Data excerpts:
┌──

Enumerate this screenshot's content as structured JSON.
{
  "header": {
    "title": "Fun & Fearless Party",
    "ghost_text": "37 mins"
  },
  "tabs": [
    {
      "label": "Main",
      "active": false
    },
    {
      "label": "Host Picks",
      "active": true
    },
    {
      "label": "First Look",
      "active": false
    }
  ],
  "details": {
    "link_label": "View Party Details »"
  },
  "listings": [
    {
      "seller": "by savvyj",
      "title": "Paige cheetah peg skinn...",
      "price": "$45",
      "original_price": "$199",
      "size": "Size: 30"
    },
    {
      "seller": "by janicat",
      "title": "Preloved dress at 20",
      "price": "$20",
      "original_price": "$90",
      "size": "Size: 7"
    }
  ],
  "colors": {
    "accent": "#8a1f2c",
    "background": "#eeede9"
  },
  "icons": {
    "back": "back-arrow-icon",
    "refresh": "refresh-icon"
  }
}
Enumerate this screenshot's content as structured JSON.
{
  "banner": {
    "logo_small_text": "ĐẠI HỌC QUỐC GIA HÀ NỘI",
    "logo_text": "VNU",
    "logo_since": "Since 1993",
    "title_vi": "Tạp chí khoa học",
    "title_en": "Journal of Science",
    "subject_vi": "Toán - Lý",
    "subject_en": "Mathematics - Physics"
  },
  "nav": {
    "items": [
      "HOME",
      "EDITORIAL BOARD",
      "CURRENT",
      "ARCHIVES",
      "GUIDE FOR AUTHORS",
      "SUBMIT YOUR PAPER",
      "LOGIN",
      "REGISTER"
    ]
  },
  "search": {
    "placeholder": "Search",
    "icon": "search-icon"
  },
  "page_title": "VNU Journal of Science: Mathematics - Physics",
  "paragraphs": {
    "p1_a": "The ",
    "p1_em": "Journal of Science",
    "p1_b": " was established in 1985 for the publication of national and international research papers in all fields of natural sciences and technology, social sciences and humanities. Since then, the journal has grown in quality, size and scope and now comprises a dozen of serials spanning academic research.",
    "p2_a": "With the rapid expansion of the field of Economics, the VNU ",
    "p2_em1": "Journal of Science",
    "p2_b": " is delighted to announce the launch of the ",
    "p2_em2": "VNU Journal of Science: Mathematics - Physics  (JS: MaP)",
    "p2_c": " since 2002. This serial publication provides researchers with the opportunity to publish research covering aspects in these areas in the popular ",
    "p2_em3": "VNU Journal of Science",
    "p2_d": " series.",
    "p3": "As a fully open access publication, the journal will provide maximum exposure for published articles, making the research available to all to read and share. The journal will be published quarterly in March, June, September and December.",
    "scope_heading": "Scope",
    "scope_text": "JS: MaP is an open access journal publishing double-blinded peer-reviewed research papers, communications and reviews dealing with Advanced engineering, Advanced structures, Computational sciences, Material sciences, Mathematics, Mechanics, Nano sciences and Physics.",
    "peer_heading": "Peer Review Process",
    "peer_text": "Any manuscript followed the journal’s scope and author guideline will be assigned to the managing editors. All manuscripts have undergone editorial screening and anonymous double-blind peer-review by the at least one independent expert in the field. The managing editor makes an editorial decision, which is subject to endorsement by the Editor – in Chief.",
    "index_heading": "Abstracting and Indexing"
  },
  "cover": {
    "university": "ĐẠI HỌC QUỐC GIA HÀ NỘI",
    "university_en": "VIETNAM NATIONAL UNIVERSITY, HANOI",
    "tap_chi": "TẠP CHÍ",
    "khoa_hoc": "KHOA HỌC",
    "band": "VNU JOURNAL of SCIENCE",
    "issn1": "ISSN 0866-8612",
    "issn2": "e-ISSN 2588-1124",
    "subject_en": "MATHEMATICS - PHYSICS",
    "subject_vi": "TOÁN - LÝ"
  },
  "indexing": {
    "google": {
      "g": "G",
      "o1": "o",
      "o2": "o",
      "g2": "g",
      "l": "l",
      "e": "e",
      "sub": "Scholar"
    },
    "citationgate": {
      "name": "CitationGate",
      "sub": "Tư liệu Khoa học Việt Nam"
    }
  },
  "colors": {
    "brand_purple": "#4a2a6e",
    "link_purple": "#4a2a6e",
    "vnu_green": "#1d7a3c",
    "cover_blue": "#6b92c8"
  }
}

└──
┌──

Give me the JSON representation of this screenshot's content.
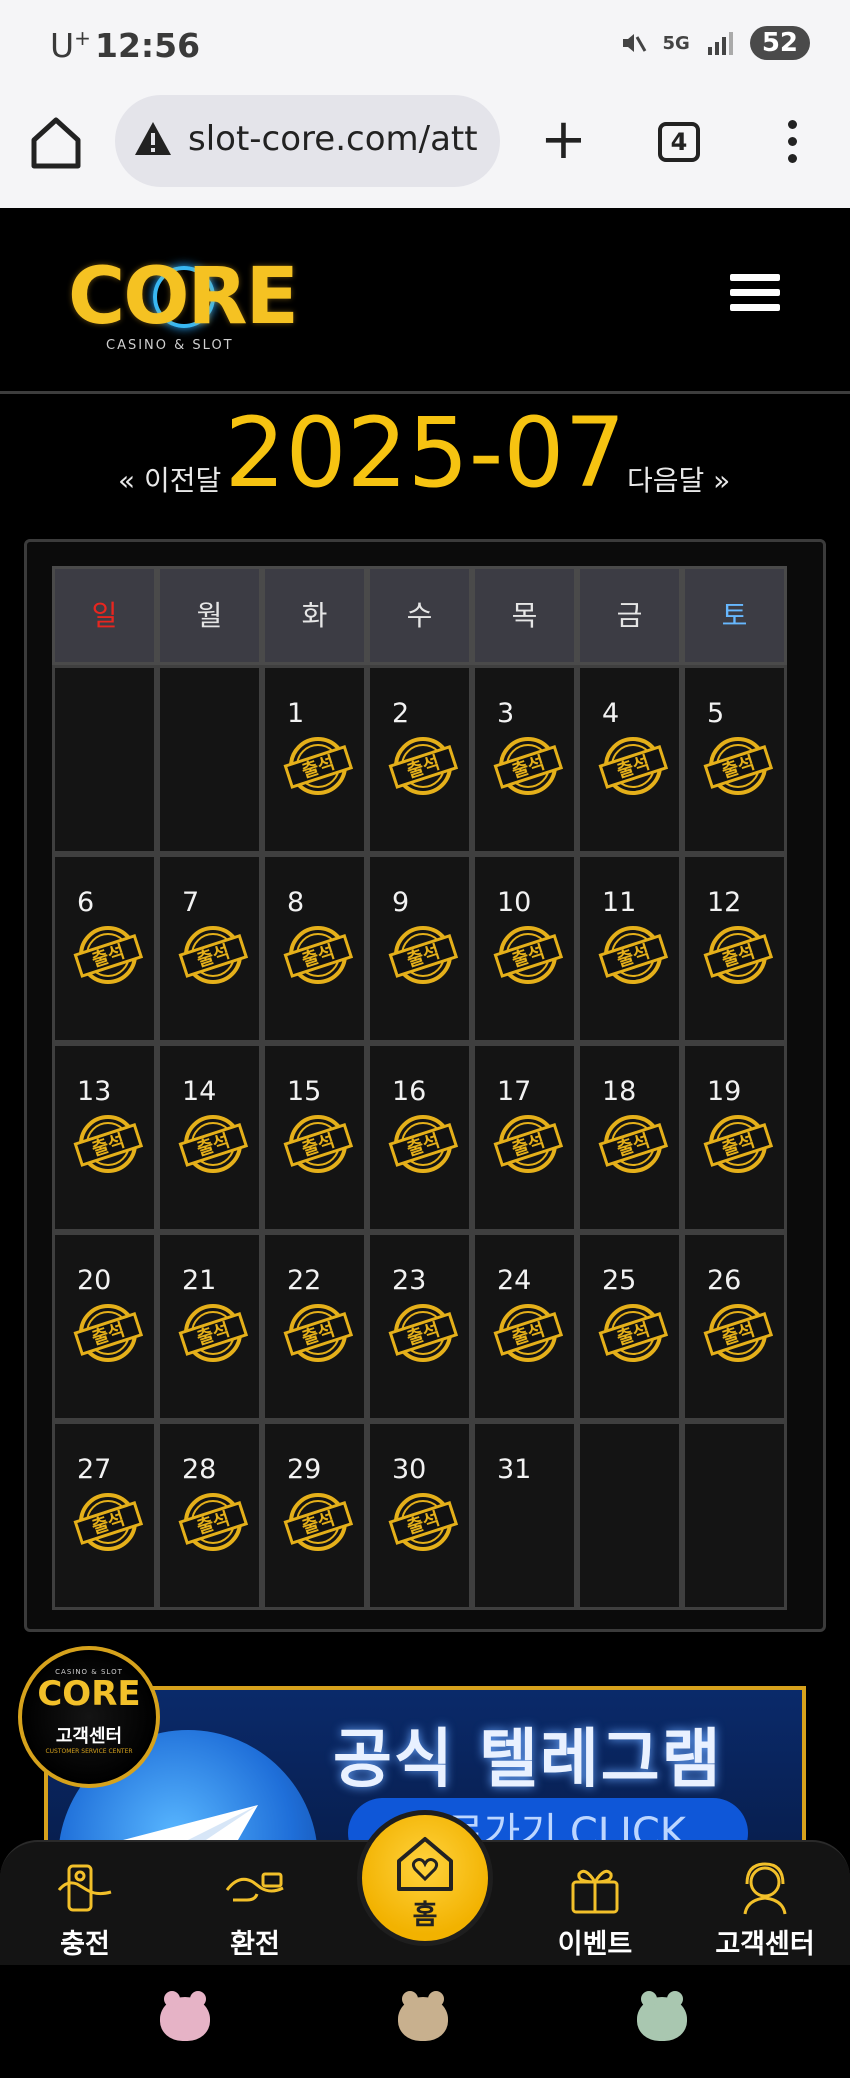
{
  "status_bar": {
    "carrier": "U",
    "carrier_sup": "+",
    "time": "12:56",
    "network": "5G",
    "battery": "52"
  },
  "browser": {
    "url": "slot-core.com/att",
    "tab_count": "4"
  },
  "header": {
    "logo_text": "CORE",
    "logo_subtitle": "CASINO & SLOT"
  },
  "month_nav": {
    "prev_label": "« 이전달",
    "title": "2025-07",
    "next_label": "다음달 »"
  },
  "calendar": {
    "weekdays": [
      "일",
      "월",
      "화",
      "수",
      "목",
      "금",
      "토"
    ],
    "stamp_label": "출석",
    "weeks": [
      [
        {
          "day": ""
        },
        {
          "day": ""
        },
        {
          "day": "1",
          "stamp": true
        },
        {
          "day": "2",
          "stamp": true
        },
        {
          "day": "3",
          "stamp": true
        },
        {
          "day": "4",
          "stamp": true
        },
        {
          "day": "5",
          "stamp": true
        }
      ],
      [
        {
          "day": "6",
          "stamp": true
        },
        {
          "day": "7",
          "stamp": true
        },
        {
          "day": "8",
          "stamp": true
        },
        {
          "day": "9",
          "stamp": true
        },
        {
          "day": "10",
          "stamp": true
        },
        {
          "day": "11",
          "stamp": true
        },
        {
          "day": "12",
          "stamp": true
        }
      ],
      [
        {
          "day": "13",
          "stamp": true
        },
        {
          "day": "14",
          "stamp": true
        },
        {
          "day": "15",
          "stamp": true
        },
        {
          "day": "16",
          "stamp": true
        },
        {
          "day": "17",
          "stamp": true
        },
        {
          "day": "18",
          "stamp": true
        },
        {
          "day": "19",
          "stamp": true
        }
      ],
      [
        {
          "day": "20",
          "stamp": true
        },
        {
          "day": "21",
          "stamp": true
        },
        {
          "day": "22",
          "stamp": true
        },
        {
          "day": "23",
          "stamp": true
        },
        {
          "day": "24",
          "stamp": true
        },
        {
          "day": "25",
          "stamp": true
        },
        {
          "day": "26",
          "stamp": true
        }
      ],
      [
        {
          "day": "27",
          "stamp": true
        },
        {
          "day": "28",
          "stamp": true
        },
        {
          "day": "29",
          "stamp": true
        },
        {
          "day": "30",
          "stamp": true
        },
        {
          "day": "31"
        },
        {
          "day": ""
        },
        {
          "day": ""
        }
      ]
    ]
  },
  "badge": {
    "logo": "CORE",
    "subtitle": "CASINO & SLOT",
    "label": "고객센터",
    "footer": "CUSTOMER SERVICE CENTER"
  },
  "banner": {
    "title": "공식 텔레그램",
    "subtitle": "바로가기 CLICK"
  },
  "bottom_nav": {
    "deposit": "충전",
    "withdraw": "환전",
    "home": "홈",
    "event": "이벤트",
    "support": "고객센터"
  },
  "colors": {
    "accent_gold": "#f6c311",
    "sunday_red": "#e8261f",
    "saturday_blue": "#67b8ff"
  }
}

└──
┌──

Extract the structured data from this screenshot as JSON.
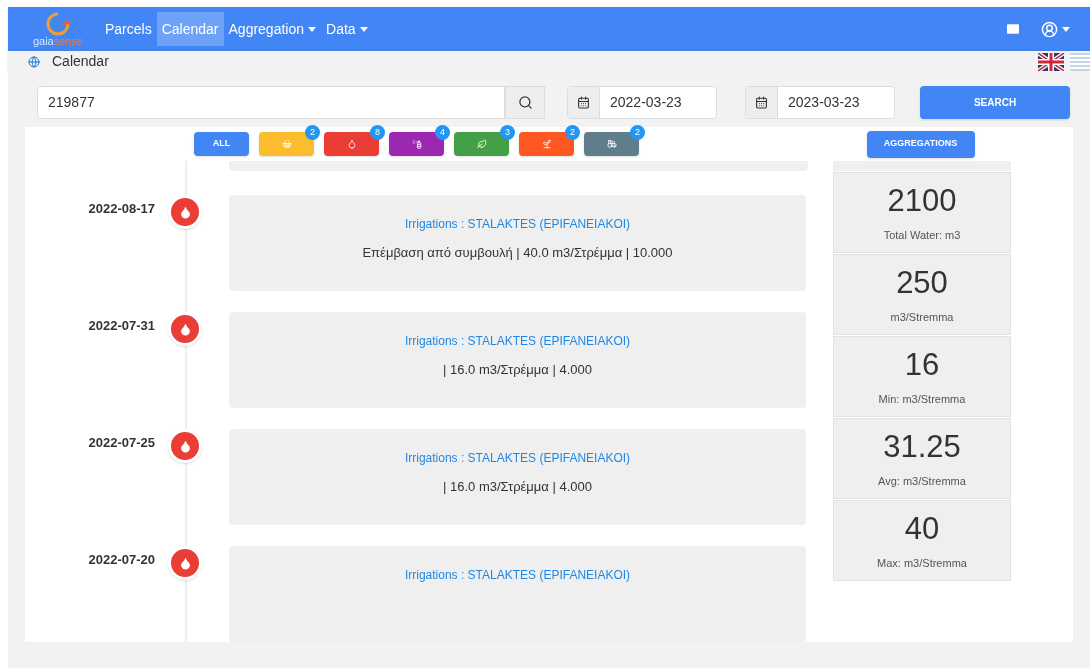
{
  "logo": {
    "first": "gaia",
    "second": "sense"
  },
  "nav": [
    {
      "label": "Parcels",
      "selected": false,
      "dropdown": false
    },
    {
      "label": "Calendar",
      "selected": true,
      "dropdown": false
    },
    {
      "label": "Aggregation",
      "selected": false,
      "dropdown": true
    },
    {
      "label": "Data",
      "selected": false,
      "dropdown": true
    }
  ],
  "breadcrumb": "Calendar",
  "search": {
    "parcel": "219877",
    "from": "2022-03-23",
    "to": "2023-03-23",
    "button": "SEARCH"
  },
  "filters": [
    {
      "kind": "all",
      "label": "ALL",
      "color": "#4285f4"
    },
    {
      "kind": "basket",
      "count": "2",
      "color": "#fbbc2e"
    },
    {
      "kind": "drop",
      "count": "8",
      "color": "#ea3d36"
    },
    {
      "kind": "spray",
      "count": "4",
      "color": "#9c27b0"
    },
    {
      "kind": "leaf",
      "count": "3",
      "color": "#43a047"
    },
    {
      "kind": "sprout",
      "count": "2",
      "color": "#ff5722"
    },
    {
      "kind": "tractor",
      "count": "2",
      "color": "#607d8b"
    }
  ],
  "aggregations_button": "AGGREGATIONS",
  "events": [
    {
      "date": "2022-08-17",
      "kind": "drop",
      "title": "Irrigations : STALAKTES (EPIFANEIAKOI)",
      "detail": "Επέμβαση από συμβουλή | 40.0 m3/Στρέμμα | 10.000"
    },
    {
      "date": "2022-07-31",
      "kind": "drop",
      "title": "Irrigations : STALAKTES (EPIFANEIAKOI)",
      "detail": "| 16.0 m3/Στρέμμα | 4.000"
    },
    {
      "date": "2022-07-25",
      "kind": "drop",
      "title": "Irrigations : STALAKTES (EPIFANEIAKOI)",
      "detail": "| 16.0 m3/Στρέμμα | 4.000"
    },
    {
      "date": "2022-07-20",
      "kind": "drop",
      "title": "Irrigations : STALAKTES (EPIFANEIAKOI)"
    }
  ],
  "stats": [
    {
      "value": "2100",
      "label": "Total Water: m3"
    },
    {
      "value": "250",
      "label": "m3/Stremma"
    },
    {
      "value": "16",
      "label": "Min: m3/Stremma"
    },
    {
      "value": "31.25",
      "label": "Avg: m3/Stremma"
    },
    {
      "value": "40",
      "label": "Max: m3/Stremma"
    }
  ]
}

└──

[AIM]: Show every line from the entries above in which the word "date" appears.

[SOLUTION BELOW]:
      "date": "2022-08-17",
      "date": "2022-07-31",
      "date": "2022-07-25",
      "date": "2022-07-20",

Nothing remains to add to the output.